GIVEN INSTRUCTION 1. Repeat everything in the Hyperledger Fabric article from "Extensive Criteria" down to "two individual contributors.", word for word.

TEXT SECTION.
————————

Hyperledger, a Linux-led open source blockchain initiative, announced in a blog that Hyperledger Fabric, one of five of its incubator projects, will be released at the end of the month. Hyperledger Fabric is designed to be used as a foundation for distributed applications.
Hyperledger is an umbrella for software developer communities creating open source blockchain and related technologies. Fabric is the first of the five incubator projects to graduate. Fabric has not reached its v1.0 release, but the technical steering committee agreed that the project has met all of the incubation exit criteria.
Extensive Criteria
The criteria include test coverage and continuous integration support, community support, legal compliance, documentation, published releases, architectural alignment and infrastructure support for code reviews, defect tracking, continuous integration testing and more.
IBM provided the codebase for the Hyperledger Fabric project.
Since the project entered incubation a year ago, its diversity of contributors increased from nearly no diversity to 45%, representing contributors or developers working for one of 19 other companies, including banks, exchanges, large ISVs or startups.
The project’s 10 maintainers – persons leading the development – represent three different companies along with two individual contributors.
Expanding Sub-Projects
Hyperledger Fabric has also grown in terms of sub-projects from other community members, including Fujitsu, DTCC, London Stock Exchange and others.
“In my experience, few open source projects achieve that level of diversity in so little time,” wrote Brian Behlendorf, Hyperledger’s executive director.
Hyperledger Fabric has published two releases, the latest being the v0.6 release in 2016. The team is finalizing development of the v1.0-alpha release.
“Our hope is that it is code that people can put into serious production,” Behlendorf, told Reuters.

————————

GIVEN INSTRUCTION 2. Reproduce the lines in the entries below exactly, covering everything from the line that contains "volume-bar (783, 538, 802, 643)" down to the line that contains "date-tick-label: 2022.06.15 (179, 655, 255, 670)", with both of those lines included.

————————

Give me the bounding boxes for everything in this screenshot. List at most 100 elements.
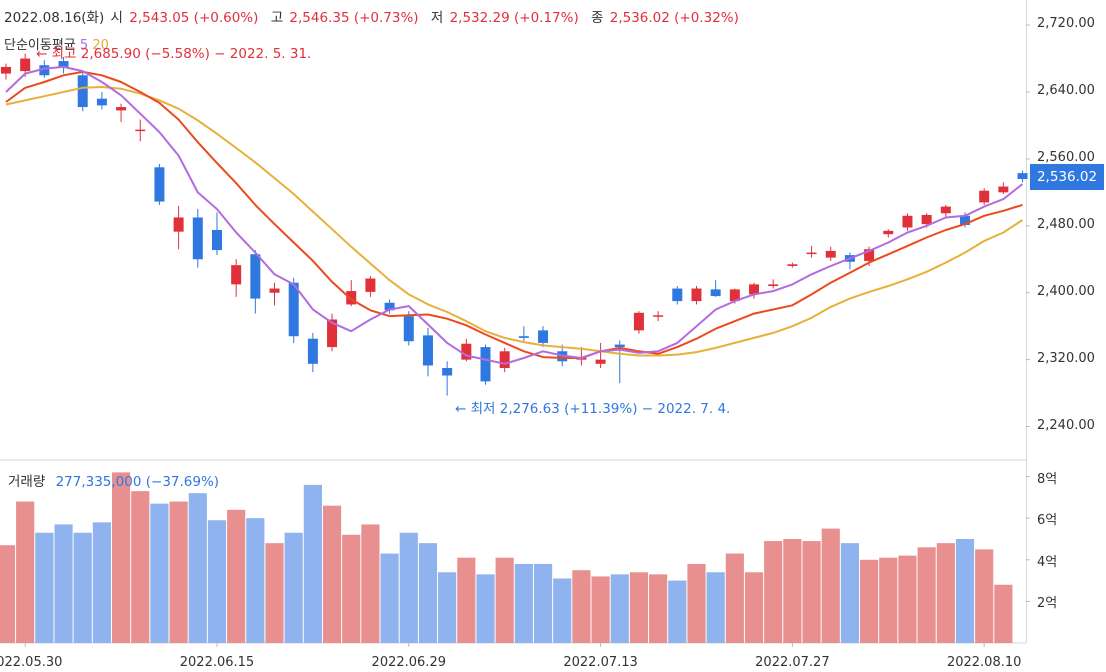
volume-bar (783, 538, 802, 643)
volume-bar (802, 541, 821, 643)
ma-legend-20: 20 (92, 38, 109, 53)
volume-bar (16, 501, 35, 643)
close-value: 2,536.02 (+0.32%) (609, 10, 739, 26)
volume-bar (879, 557, 898, 643)
volume-bar (54, 524, 73, 643)
candle-body (1, 66, 11, 74)
volume-bar (73, 532, 92, 643)
volume-bar (725, 553, 744, 643)
volume-bar (35, 532, 54, 643)
volume-label: 거래량 (8, 474, 46, 490)
volume-bar (246, 518, 265, 643)
volume-bar (860, 559, 879, 643)
volume-bar (188, 493, 207, 643)
candle-body (403, 316, 414, 342)
price-tick-label: 2,240.00 (1037, 417, 1095, 433)
date-tick-label: 2022.07.27 (755, 655, 830, 670)
volume-bar (361, 524, 380, 643)
volume-bar (92, 522, 111, 643)
volume-bar (553, 578, 572, 643)
min-price-annotation: ← 최저 2,276.63 (+11.39%) − 2022. 7. 4. (455, 401, 731, 417)
candle-body (825, 250, 836, 258)
candle-body (384, 302, 395, 311)
candle-body (173, 217, 184, 232)
volume-bar (936, 543, 955, 643)
volume-bar (610, 574, 629, 643)
candle-body (250, 254, 261, 299)
date-tick-label: 2022.06.29 (371, 655, 446, 670)
candle-body (979, 190, 990, 203)
open-label: 시 (110, 10, 123, 26)
volume-bar (572, 570, 591, 643)
date-tick-label: 2022.06.15 (179, 655, 255, 670)
volume-title: 거래량 277,335,000 (−37.69%) (8, 470, 219, 490)
candle-body (116, 107, 127, 111)
volume-bar (706, 572, 725, 643)
volume-tick-label: 6억 (1037, 513, 1058, 529)
ma-legend-label: 단순이동평균 (4, 38, 76, 53)
candle-body (327, 319, 338, 348)
candle-body (499, 351, 510, 368)
candle-body (749, 284, 760, 295)
low-label: 저 (430, 10, 444, 26)
volume-bar (418, 543, 438, 643)
ma-legend: 단순이동평균 5 20 (4, 34, 109, 53)
volume-bar (994, 584, 1013, 643)
candles (1, 53, 1028, 396)
candle-body (710, 289, 721, 297)
candle-body (653, 315, 664, 317)
volume-bar (975, 549, 994, 643)
candle-body (672, 288, 683, 302)
close-label: 종 (591, 10, 604, 26)
price-tick-label: 2,720.00 (1037, 16, 1095, 32)
volume-bar (764, 541, 783, 643)
volume-bar (687, 563, 706, 643)
volume-bar (476, 574, 495, 643)
candle-body (538, 330, 549, 343)
candle-body (231, 265, 242, 285)
candle-body (365, 278, 376, 292)
volume-bar (457, 557, 476, 643)
max-price-annotation: ← 최고 2,685.90 (−5.58%) − 2022. 5. 31. (36, 46, 312, 62)
candle-body (864, 249, 875, 261)
candle-body (269, 288, 280, 293)
candle-body (883, 230, 894, 235)
ma10-line (5, 70, 1023, 359)
candle-body (921, 214, 932, 225)
candle-body (787, 264, 798, 266)
high-label: 고 (270, 10, 284, 26)
candle-body (346, 291, 357, 305)
price-tick-label: 2,640.00 (1037, 83, 1095, 98)
candle-body (77, 75, 88, 108)
volume-bars (0, 472, 1013, 643)
candle-body (96, 98, 107, 106)
volume-bar (399, 532, 418, 643)
date-tick-label: 2022.08.10 (946, 655, 1022, 670)
candle-body (595, 359, 606, 364)
volume-bar (380, 553, 399, 643)
candle-body (211, 230, 222, 251)
volume-bar (265, 543, 284, 643)
ma-legend-5: 5 (79, 38, 89, 53)
volume-bar (591, 576, 610, 643)
volume-bar (0, 545, 16, 643)
candle-body (307, 338, 318, 364)
volume-bar (150, 503, 169, 643)
candle-body (58, 61, 69, 67)
price-tick-label: 2,320.00 (1037, 350, 1095, 366)
candle-body (480, 347, 491, 382)
volume-bar (821, 528, 840, 643)
candle-body (422, 335, 433, 366)
volume-bar (131, 491, 150, 643)
candle-body (288, 282, 299, 337)
current-price-tag: 2,536.02 (1030, 164, 1104, 190)
volume-bar (629, 572, 649, 643)
open-value: 2,543.05 (+0.60%) (129, 10, 259, 26)
candle-body (960, 215, 970, 225)
candle-body (806, 252, 817, 255)
high-value: 2,546.35 (+0.73%) (289, 10, 419, 26)
ma20-line (5, 86, 1024, 357)
volume-bar (917, 547, 936, 643)
volume-bar (322, 505, 342, 643)
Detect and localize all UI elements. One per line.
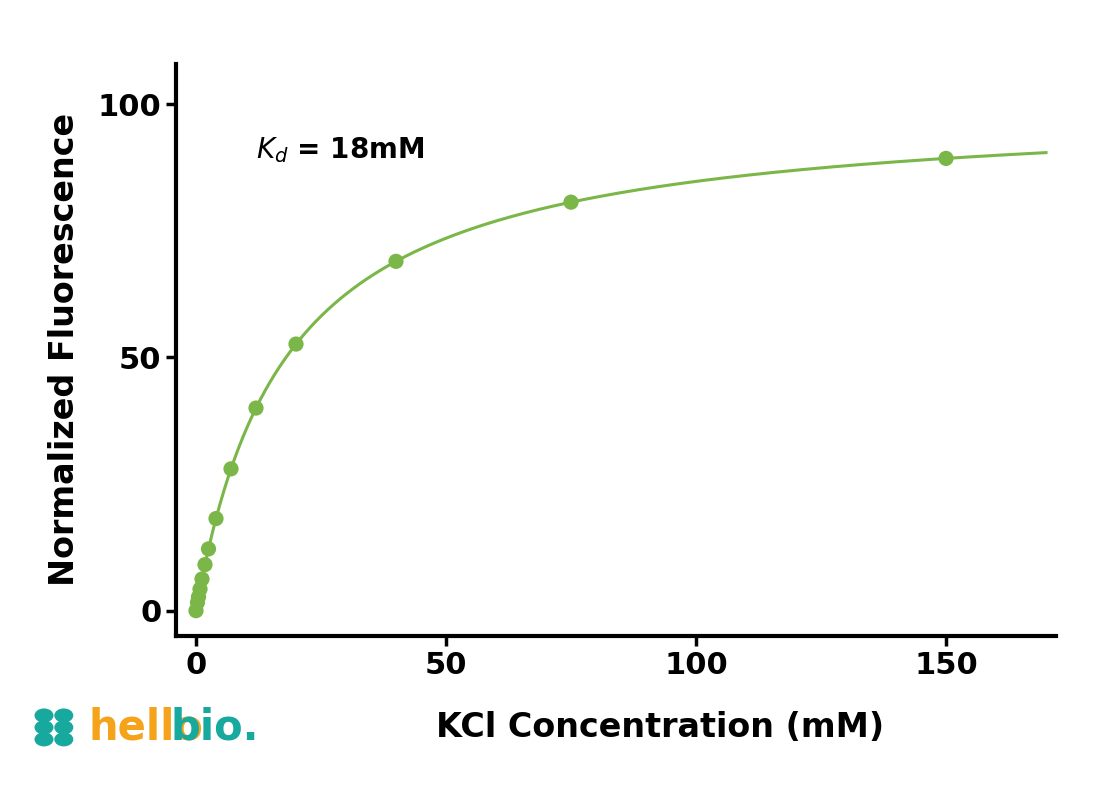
Point <box>248 401 265 414</box>
Point <box>937 152 955 165</box>
Point <box>387 255 405 268</box>
Text: hello: hello <box>88 707 202 748</box>
Text: bio.: bio. <box>170 707 258 748</box>
Point <box>191 583 209 595</box>
Point <box>222 463 240 475</box>
Point <box>187 604 205 617</box>
Point <box>287 338 305 351</box>
Point <box>189 596 207 609</box>
Point <box>196 558 213 571</box>
Point <box>562 196 580 208</box>
Point <box>189 591 207 603</box>
Text: KCl Concentration (mM): KCl Concentration (mM) <box>436 711 884 744</box>
Point <box>200 542 218 555</box>
Text: $K_d$ = 18mM: $K_d$ = 18mM <box>256 135 425 165</box>
Point <box>194 572 211 585</box>
Y-axis label: Normalized Fluorescence: Normalized Fluorescence <box>48 113 81 587</box>
Point <box>207 512 224 525</box>
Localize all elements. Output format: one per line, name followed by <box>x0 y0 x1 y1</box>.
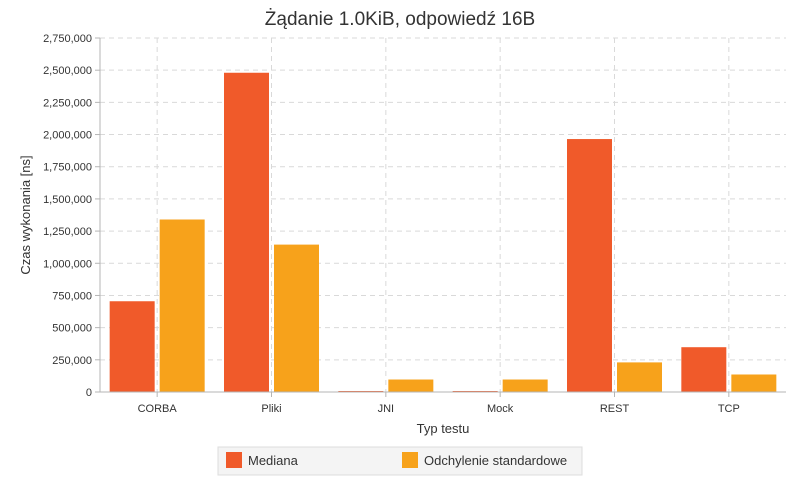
y-tick-label: 2,500,000 <box>43 65 92 77</box>
grid <box>100 37 786 392</box>
bar-pliki-mediana <box>224 72 269 393</box>
x-tick-labels: CORBA Pliki JNI Mock REST TCP <box>138 392 740 415</box>
bar-corba-mediana <box>109 301 155 392</box>
y-tick-label: 2,000,000 <box>43 130 92 142</box>
axes <box>99 38 786 393</box>
y-tick-label: 2,750,000 <box>43 33 92 45</box>
x-axis-title: Typ testu <box>417 421 470 436</box>
y-tick-label: 1,250,000 <box>43 226 92 238</box>
bar-corba-odchylenie <box>159 219 205 392</box>
legend-swatch-mediana <box>226 452 242 468</box>
legend-box <box>217 446 583 476</box>
bar-pliki-odchylenie <box>274 244 319 392</box>
chart-title: Żądanie 1.0KiB, odpowiedź 16B <box>265 9 535 30</box>
y-tick-label: 250,000 <box>52 355 92 367</box>
y-tick-label: 1,000,000 <box>43 258 92 270</box>
legend-label-mediana: Mediana <box>248 453 299 468</box>
x-tick-label: TCP <box>718 403 740 415</box>
x-tick-label: REST <box>600 403 630 415</box>
y-tick-label: 0 <box>86 387 92 399</box>
bar-rest-odchylenie <box>617 362 662 392</box>
bar-mock-odchylenie <box>502 379 548 392</box>
y-tick-label: 1,750,000 <box>43 162 92 174</box>
bar-tcp-mediana <box>681 347 727 392</box>
bar-tcp-odchylenie <box>731 374 777 392</box>
y-tick-label: 1,500,000 <box>43 194 92 206</box>
y-tick-label: 750,000 <box>52 290 92 302</box>
bar-rest-mediana <box>567 139 612 392</box>
legend-label-odchylenie: Odchylenie standardowe <box>424 453 567 468</box>
x-tick-label: JNI <box>378 403 395 415</box>
legend-swatch-odchylenie <box>402 452 418 468</box>
x-tick-label: Pliki <box>261 403 281 415</box>
x-tick-label: Mock <box>487 403 514 415</box>
y-tick-label: 2,250,000 <box>43 97 92 109</box>
y-axis-title: Czas wykonania [ns] <box>18 155 33 274</box>
y-tick-labels: 0 250,000 500,000 750,000 1,000,000 1,250,000… <box>43 33 100 399</box>
legend: Mediana Odchylenie standardowe <box>226 452 567 468</box>
y-tick-label: 500,000 <box>52 323 92 335</box>
bars <box>109 72 777 393</box>
x-tick-label: CORBA <box>138 403 178 415</box>
bar-jni-odchylenie <box>388 379 434 392</box>
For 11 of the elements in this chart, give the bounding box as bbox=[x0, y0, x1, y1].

————————

ANSWER 1.
Extensive Criteria
The criteria include test coverage and continuous integration support, community support, legal compliance, documentation, published releases, architectural alignment and infrastructure support for code reviews, defect tracking, continuous integration testing and more.
IBM provided the codebase for the Hyperledger Fabric project.
Since the project entered incubation a year ago, its diversity of contributors increased from nearly no diversity to 45%, representing contributors or developers working for one of 19 other companies, including banks, exchanges, large ISVs or startups.
The project’s 10 maintainers – persons leading the development – represent three different companies along with two individual contributors.

ANSWER 2.
volume-bar (783, 538, 802, 643)
volume-bar (802, 541, 821, 643)
ma-legend-20: 20 (92, 38, 109, 53)
volume-bar (16, 501, 35, 643)
close-value: 2,536.02 (+0.32%) (609, 10, 739, 26)
volume-bar (879, 557, 898, 643)
volume-bar (54, 524, 73, 643)
candle-body (1, 66, 11, 74)
volume-bar (73, 532, 92, 643)
volume-bar (725, 553, 744, 643)
volume-bar (35, 532, 54, 643)
volume-label: 거래량 (8, 474, 46, 490)
volume-bar (246, 518, 265, 643)
volume-bar (860, 559, 879, 643)
volume-bar (188, 493, 207, 643)
candle-body (403, 316, 414, 342)
price-tick-label: 2,240.00 (1037, 417, 1095, 433)
date-tick-label: 2022.07.27 (755, 655, 830, 670)
volume-bar (361, 524, 380, 643)
volume-bar (92, 522, 111, 643)
volume-bar (553, 578, 572, 643)
min-price-annotation: ← 최저 2,276.63 (+11.39%) − 2022. 7. 4. (455, 401, 731, 417)
candle-body (825, 250, 836, 258)
candle-body (384, 302, 395, 311)
candle-body (173, 217, 184, 232)
volume-bar (936, 543, 955, 643)
volume-bar (610, 574, 629, 643)
candle-body (250, 254, 261, 299)
date-tick-label: 2022.06.29 (371, 655, 446, 670)
candle-body (979, 190, 990, 203)
open-label: 시 (110, 10, 123, 26)
volume-bar (572, 570, 591, 643)
date-tick-label: 2022.06.15 (179, 655, 255, 670)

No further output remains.